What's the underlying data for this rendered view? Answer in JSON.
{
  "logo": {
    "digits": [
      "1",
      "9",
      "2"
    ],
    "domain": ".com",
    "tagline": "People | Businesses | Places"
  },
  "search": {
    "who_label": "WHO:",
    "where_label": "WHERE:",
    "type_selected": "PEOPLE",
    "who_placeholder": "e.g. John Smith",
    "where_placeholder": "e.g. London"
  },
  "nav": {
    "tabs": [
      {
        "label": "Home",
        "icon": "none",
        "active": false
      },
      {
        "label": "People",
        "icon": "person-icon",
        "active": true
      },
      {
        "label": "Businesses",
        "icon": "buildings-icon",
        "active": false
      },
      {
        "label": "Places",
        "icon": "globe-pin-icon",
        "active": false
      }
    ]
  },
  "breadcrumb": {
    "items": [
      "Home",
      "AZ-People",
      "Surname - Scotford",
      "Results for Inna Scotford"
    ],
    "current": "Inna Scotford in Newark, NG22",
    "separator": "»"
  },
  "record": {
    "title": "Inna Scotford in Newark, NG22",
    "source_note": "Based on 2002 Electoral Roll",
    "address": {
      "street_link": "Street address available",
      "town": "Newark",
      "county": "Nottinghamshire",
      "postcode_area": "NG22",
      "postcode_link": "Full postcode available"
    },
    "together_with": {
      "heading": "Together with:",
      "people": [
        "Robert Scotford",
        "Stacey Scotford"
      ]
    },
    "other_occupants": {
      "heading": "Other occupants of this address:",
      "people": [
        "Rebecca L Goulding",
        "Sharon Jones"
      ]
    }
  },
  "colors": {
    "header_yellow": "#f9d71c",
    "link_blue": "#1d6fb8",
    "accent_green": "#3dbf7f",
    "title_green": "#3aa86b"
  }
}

= = = = =

#### What you need to do
Exactly as shown above, return every record.

#### Final result
What's the underlying data for this rendered view? Answer in JSON.
{
  "logo": {
    "digits": [
      "1",
      "9",
      "2"
    ],
    "domain": ".com",
    "tagline": "People | Businesses | Places"
  },
  "search": {
    "who_label": "WHO:",
    "where_label": "WHERE:",
    "type_selected": "PEOPLE",
    "who_placeholder": "e.g. John Smith",
    "where_placeholder": "e.g. London"
  },
  "nav": {
    "tabs": [
      {
        "label": "Home",
        "icon": "none",
        "active": false
      },
      {
        "label": "People",
        "icon": "person-icon",
        "active": true
      },
      {
        "label": "Businesses",
        "icon": "buildings-icon",
        "active": false
      },
      {
        "label": "Places",
        "icon": "globe-pin-icon",
        "active": false
      }
    ]
  },
  "breadcrumb": {
    "items": [
      "Home",
      "AZ-People",
      "Surname - Scotford",
      "Results for Inna Scotford"
    ],
    "current": "Inna Scotford in Newark, NG22",
    "separator": "»"
  },
  "record": {
    "title": "Inna Scotford in Newark, NG22",
    "source_note": "Based on 2002 Electoral Roll",
    "address": {
      "street_link": "Street address available",
      "town": "Newark",
      "county": "Nottinghamshire",
      "postcode_area": "NG22",
      "postcode_link": "Full postcode available"
    },
    "together_with": {
      "heading": "Together with:",
      "people": [
        "Robert Scotford",
        "Stacey Scotford"
      ]
    },
    "other_occupants": {
      "heading": "Other occupants of this address:",
      "people": [
        "Rebecca L Goulding",
        "Sharon Jones"
      ]
    }
  },
  "colors": {
    "header_yellow": "#f9d71c",
    "link_blue": "#1d6fb8",
    "accent_green": "#3dbf7f",
    "title_green": "#3aa86b"
  }
}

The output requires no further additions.